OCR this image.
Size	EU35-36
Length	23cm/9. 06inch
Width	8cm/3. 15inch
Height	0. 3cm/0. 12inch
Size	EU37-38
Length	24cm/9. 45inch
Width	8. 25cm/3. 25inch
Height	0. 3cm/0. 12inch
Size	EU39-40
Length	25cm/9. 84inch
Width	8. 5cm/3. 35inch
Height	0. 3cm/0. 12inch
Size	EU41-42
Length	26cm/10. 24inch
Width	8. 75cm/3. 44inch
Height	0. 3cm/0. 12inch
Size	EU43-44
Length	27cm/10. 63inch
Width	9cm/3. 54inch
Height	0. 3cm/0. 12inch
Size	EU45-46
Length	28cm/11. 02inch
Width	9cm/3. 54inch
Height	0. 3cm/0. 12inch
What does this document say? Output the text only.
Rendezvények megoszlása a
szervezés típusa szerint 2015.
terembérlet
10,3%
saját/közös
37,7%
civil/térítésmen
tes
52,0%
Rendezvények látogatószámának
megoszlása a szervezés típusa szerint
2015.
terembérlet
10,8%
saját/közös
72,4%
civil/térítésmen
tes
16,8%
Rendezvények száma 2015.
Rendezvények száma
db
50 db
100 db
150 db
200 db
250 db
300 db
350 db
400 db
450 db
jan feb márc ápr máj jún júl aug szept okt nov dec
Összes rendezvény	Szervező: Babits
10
········
__WORK TO DO__. Extract the full listing above without alteration.

__OUTPUT__.
OCR this image.
Size	EU35-36
Length	23cm/9. 06inch
Width	8cm/3. 15inch
Height	0. 3cm/0. 12inch
Size	EU37-38
Length	24cm/9. 45inch
Width	8. 25cm/3. 25inch
Height	0. 3cm/0. 12inch
Size	EU39-40
Length	25cm/9. 84inch
Width	8. 5cm/3. 35inch
Height	0. 3cm/0. 12inch
Size	EU41-42
Length	26cm/10. 24inch
Width	8. 75cm/3. 44inch
Height	0. 3cm/0. 12inch
Size	EU43-44
Length	27cm/10. 63inch
Width	9cm/3. 54inch
Height	0. 3cm/0. 12inch
Size	EU45-46
Length	28cm/11. 02inch
Width	9cm/3. 54inch
Height	0. 3cm/0. 12inch
What does this document say? Output the text only.
Rendezvények megoszlása a
szervezés típusa szerint 2015.
terembérlet
10,3%
saját/közös
37,7%
civil/térítésmen
tes
52,0%
Rendezvények látogatószámának
megoszlása a szervezés típusa szerint
2015.
terembérlet
10,8%
saját/közös
72,4%
civil/térítésmen
tes
16,8%
Rendezvények száma 2015.
Rendezvények száma
db
50 db
100 db
150 db
200 db
250 db
300 db
350 db
400 db
450 db
jan feb márc ápr máj jún júl aug szept okt nov dec
Összes rendezvény	Szervező: Babits
10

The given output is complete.